# Start of Records provided

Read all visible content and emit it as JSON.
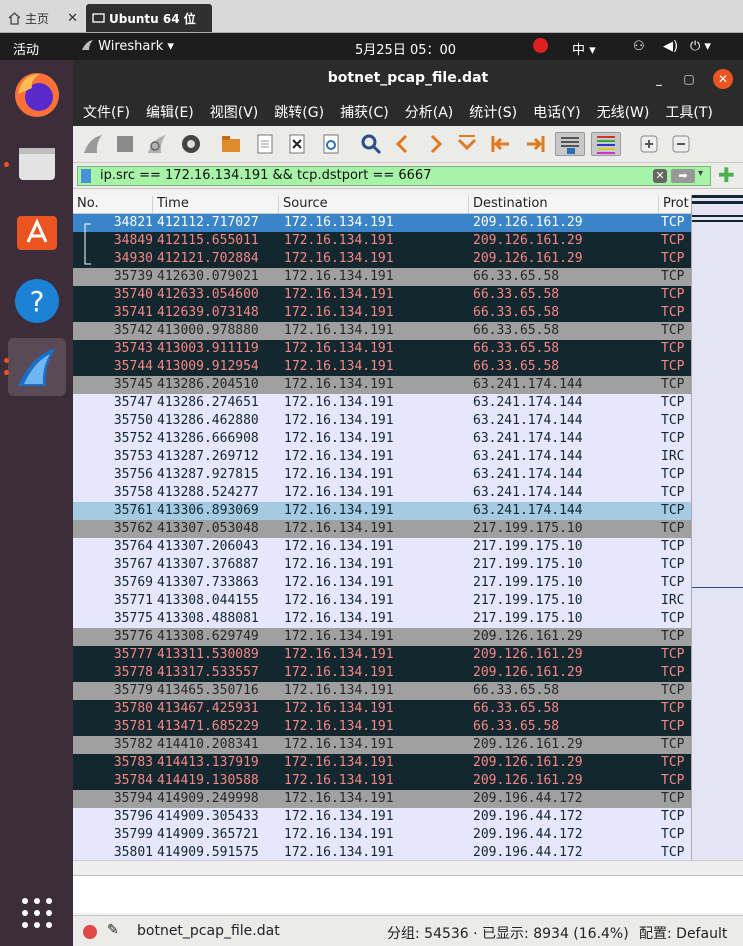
{
  "vm_tabs": {
    "home": "主页",
    "active": "Ubuntu 64 位",
    "close": "✕"
  },
  "topbar": {
    "activities": "活动",
    "app": "Wireshark",
    "clock": "5月25日 05：00",
    "lang": "中"
  },
  "window": {
    "title": "botnet_pcap_file.dat",
    "minimize": "_",
    "maximize": "▢",
    "close": "✕"
  },
  "menu": [
    "文件(F)",
    "编辑(E)",
    "视图(V)",
    "跳转(G)",
    "捕获(C)",
    "分析(A)",
    "统计(S)",
    "电话(Y)",
    "无线(W)",
    "工具(T)"
  ],
  "filter": {
    "value": "ip.src == 172.16.134.191 && tcp.dstport == 6667"
  },
  "columns": [
    "No.",
    "Time",
    "Source",
    "Destination",
    "Prot"
  ],
  "rows": [
    {
      "no": "34821",
      "time": "412112.717027",
      "src": "172.16.134.191",
      "dst": "209.126.161.29",
      "proto": "TCP",
      "style": "selected"
    },
    {
      "no": "34849",
      "time": "412115.655011",
      "src": "172.16.134.191",
      "dst": "209.126.161.29",
      "proto": "TCP",
      "style": "dark"
    },
    {
      "no": "34930",
      "time": "412121.702884",
      "src": "172.16.134.191",
      "dst": "209.126.161.29",
      "proto": "TCP",
      "style": "dark"
    },
    {
      "no": "35739",
      "time": "412630.079021",
      "src": "172.16.134.191",
      "dst": "66.33.65.58",
      "proto": "TCP",
      "style": "gray"
    },
    {
      "no": "35740",
      "time": "412633.054600",
      "src": "172.16.134.191",
      "dst": "66.33.65.58",
      "proto": "TCP",
      "style": "dark"
    },
    {
      "no": "35741",
      "time": "412639.073148",
      "src": "172.16.134.191",
      "dst": "66.33.65.58",
      "proto": "TCP",
      "style": "dark"
    },
    {
      "no": "35742",
      "time": "413000.978880",
      "src": "172.16.134.191",
      "dst": "66.33.65.58",
      "proto": "TCP",
      "style": "gray"
    },
    {
      "no": "35743",
      "time": "413003.911119",
      "src": "172.16.134.191",
      "dst": "66.33.65.58",
      "proto": "TCP",
      "style": "dark"
    },
    {
      "no": "35744",
      "time": "413009.912954",
      "src": "172.16.134.191",
      "dst": "66.33.65.58",
      "proto": "TCP",
      "style": "dark"
    },
    {
      "no": "35745",
      "time": "413286.204510",
      "src": "172.16.134.191",
      "dst": "63.241.174.144",
      "proto": "TCP",
      "style": "gray"
    },
    {
      "no": "35747",
      "time": "413286.274651",
      "src": "172.16.134.191",
      "dst": "63.241.174.144",
      "proto": "TCP",
      "style": "normal"
    },
    {
      "no": "35750",
      "time": "413286.462880",
      "src": "172.16.134.191",
      "dst": "63.241.174.144",
      "proto": "TCP",
      "style": "normal"
    },
    {
      "no": "35752",
      "time": "413286.666908",
      "src": "172.16.134.191",
      "dst": "63.241.174.144",
      "proto": "TCP",
      "style": "normal"
    },
    {
      "no": "35753",
      "time": "413287.269712",
      "src": "172.16.134.191",
      "dst": "63.241.174.144",
      "proto": "IRC",
      "style": "normal"
    },
    {
      "no": "35756",
      "time": "413287.927815",
      "src": "172.16.134.191",
      "dst": "63.241.174.144",
      "proto": "TCP",
      "style": "normal"
    },
    {
      "no": "35758",
      "time": "413288.524277",
      "src": "172.16.134.191",
      "dst": "63.241.174.144",
      "proto": "TCP",
      "style": "normal"
    },
    {
      "no": "35761",
      "time": "413306.893069",
      "src": "172.16.134.191",
      "dst": "63.241.174.144",
      "proto": "TCP",
      "style": "light"
    },
    {
      "no": "35762",
      "time": "413307.053048",
      "src": "172.16.134.191",
      "dst": "217.199.175.10",
      "proto": "TCP",
      "style": "gray"
    },
    {
      "no": "35764",
      "time": "413307.206043",
      "src": "172.16.134.191",
      "dst": "217.199.175.10",
      "proto": "TCP",
      "style": "normal"
    },
    {
      "no": "35767",
      "time": "413307.376887",
      "src": "172.16.134.191",
      "dst": "217.199.175.10",
      "proto": "TCP",
      "style": "normal"
    },
    {
      "no": "35769",
      "time": "413307.733863",
      "src": "172.16.134.191",
      "dst": "217.199.175.10",
      "proto": "TCP",
      "style": "normal"
    },
    {
      "no": "35771",
      "time": "413308.044155",
      "src": "172.16.134.191",
      "dst": "217.199.175.10",
      "proto": "IRC",
      "style": "normal"
    },
    {
      "no": "35775",
      "time": "413308.488081",
      "src": "172.16.134.191",
      "dst": "217.199.175.10",
      "proto": "TCP",
      "style": "normal"
    },
    {
      "no": "35776",
      "time": "413308.629749",
      "src": "172.16.134.191",
      "dst": "209.126.161.29",
      "proto": "TCP",
      "style": "gray"
    },
    {
      "no": "35777",
      "time": "413311.530089",
      "src": "172.16.134.191",
      "dst": "209.126.161.29",
      "proto": "TCP",
      "style": "dark"
    },
    {
      "no": "35778",
      "time": "413317.533557",
      "src": "172.16.134.191",
      "dst": "209.126.161.29",
      "proto": "TCP",
      "style": "dark"
    },
    {
      "no": "35779",
      "time": "413465.350716",
      "src": "172.16.134.191",
      "dst": "66.33.65.58",
      "proto": "TCP",
      "style": "gray"
    },
    {
      "no": "35780",
      "time": "413467.425931",
      "src": "172.16.134.191",
      "dst": "66.33.65.58",
      "proto": "TCP",
      "style": "dark"
    },
    {
      "no": "35781",
      "time": "413471.685229",
      "src": "172.16.134.191",
      "dst": "66.33.65.58",
      "proto": "TCP",
      "style": "dark"
    },
    {
      "no": "35782",
      "time": "414410.208341",
      "src": "172.16.134.191",
      "dst": "209.126.161.29",
      "proto": "TCP",
      "style": "gray"
    },
    {
      "no": "35783",
      "time": "414413.137919",
      "src": "172.16.134.191",
      "dst": "209.126.161.29",
      "proto": "TCP",
      "style": "dark"
    },
    {
      "no": "35784",
      "time": "414419.130588",
      "src": "172.16.134.191",
      "dst": "209.126.161.29",
      "proto": "TCP",
      "style": "dark"
    },
    {
      "no": "35794",
      "time": "414909.249998",
      "src": "172.16.134.191",
      "dst": "209.196.44.172",
      "proto": "TCP",
      "style": "gray"
    },
    {
      "no": "35796",
      "time": "414909.305433",
      "src": "172.16.134.191",
      "dst": "209.196.44.172",
      "proto": "TCP",
      "style": "normal"
    },
    {
      "no": "35799",
      "time": "414909.365721",
      "src": "172.16.134.191",
      "dst": "209.196.44.172",
      "proto": "TCP",
      "style": "normal"
    },
    {
      "no": "35801",
      "time": "414909.591575",
      "src": "172.16.134.191",
      "dst": "209.196.44.172",
      "proto": "TCP",
      "style": "normal"
    }
  ],
  "row_styles": {
    "selected": {
      "bg": "#3a84c9",
      "fg": "#ffffff"
    },
    "dark": {
      "bg": "#12272e",
      "fg": "#f78787"
    },
    "gray": {
      "bg": "#a0a0a0",
      "fg": "#272727"
    },
    "normal": {
      "bg": "#e7e6ff",
      "fg": "#12272e"
    },
    "light": {
      "bg": "#a4cbe2",
      "fg": "#12272e"
    }
  },
  "status": {
    "file": "botnet_pcap_file.dat",
    "counts": "分组: 54536 · 已显示: 8934 (16.4%)",
    "profile": "配置: Default"
  }
}
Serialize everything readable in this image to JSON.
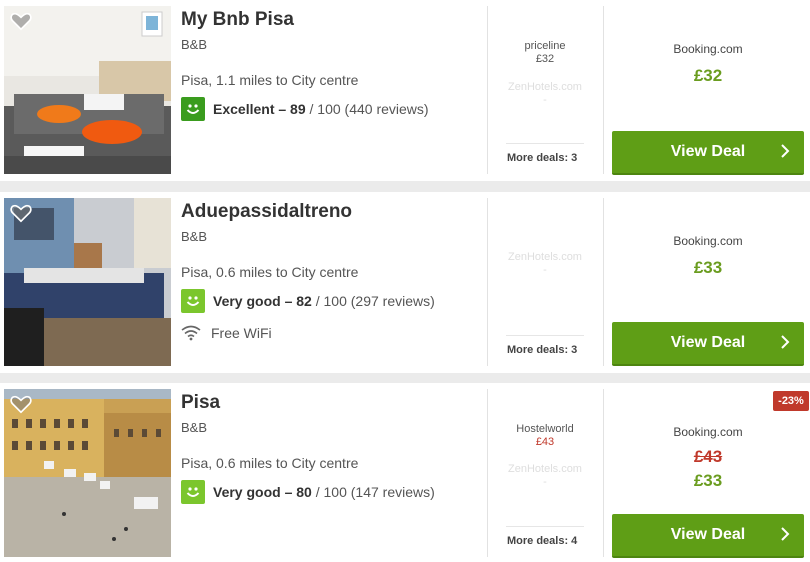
{
  "hotels": [
    {
      "name": "My Bnb Pisa",
      "type": "B&B",
      "location": "Pisa, 1.1 miles to City centre",
      "rating_label": "Excellent – 89",
      "rating_suffix": " / 100 (440 reviews)",
      "deals": [
        {
          "site": "priceline",
          "price": "£32"
        },
        {
          "site": "ZenHotels.com",
          "price": "-"
        }
      ],
      "more_deals": "More deals: 3",
      "main_site": "Booking.com",
      "main_price": "£32",
      "button": "View Deal"
    },
    {
      "name": "Aduepassidaltreno",
      "type": "B&B",
      "location": "Pisa, 0.6 miles to City centre",
      "rating_label": "Very good – 82",
      "rating_suffix": " / 100 (297 reviews)",
      "amenity": "Free WiFi",
      "deals": [
        {
          "site": "ZenHotels.com",
          "price": "-"
        }
      ],
      "more_deals": "More deals: 3",
      "main_site": "Booking.com",
      "main_price": "£33",
      "button": "View Deal"
    },
    {
      "name": "Pisa",
      "type": "B&B",
      "location": "Pisa, 0.6 miles to City centre",
      "rating_label": "Very good – 80",
      "rating_suffix": " / 100 (147 reviews)",
      "deals": [
        {
          "site": "Hostelworld",
          "price": "£43"
        },
        {
          "site": "ZenHotels.com",
          "price": "-"
        }
      ],
      "more_deals": "More deals: 4",
      "main_site": "Booking.com",
      "old_price": "£43",
      "main_price": "£33",
      "discount_badge": "-23%",
      "button": "View Deal"
    }
  ],
  "colors": {
    "accent_green": "#5f9e16",
    "price_green": "#6a9c1f",
    "discount_red": "#c0392b",
    "excellent_green": "#3a9c1e",
    "very_good_green": "#7bc62d"
  },
  "icons": [
    "heart-icon",
    "smiley-icon",
    "wifi-icon",
    "chevron-right-icon"
  ]
}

# End of Records provided

## Stated task
Please reproduce nothing but the lines from the one containing "Serialize everything readable" through the closing line of the listing, retyped word for word, pictures excluded.

## Result of this task
Serialize everything readable in this image to JSON.
{
  "hotels": [
    {
      "name": "My Bnb Pisa",
      "type": "B&B",
      "location": "Pisa, 1.1 miles to City centre",
      "rating_label": "Excellent – 89",
      "rating_suffix": " / 100 (440 reviews)",
      "deals": [
        {
          "site": "priceline",
          "price": "£32"
        },
        {
          "site": "ZenHotels.com",
          "price": "-"
        }
      ],
      "more_deals": "More deals: 3",
      "main_site": "Booking.com",
      "main_price": "£32",
      "button": "View Deal"
    },
    {
      "name": "Aduepassidaltreno",
      "type": "B&B",
      "location": "Pisa, 0.6 miles to City centre",
      "rating_label": "Very good – 82",
      "rating_suffix": " / 100 (297 reviews)",
      "amenity": "Free WiFi",
      "deals": [
        {
          "site": "ZenHotels.com",
          "price": "-"
        }
      ],
      "more_deals": "More deals: 3",
      "main_site": "Booking.com",
      "main_price": "£33",
      "button": "View Deal"
    },
    {
      "name": "Pisa",
      "type": "B&B",
      "location": "Pisa, 0.6 miles to City centre",
      "rating_label": "Very good – 80",
      "rating_suffix": " / 100 (147 reviews)",
      "deals": [
        {
          "site": "Hostelworld",
          "price": "£43"
        },
        {
          "site": "ZenHotels.com",
          "price": "-"
        }
      ],
      "more_deals": "More deals: 4",
      "main_site": "Booking.com",
      "old_price": "£43",
      "main_price": "£33",
      "discount_badge": "-23%",
      "button": "View Deal"
    }
  ],
  "colors": {
    "accent_green": "#5f9e16",
    "price_green": "#6a9c1f",
    "discount_red": "#c0392b",
    "excellent_green": "#3a9c1e",
    "very_good_green": "#7bc62d"
  },
  "icons": [
    "heart-icon",
    "smiley-icon",
    "wifi-icon",
    "chevron-right-icon"
  ]
}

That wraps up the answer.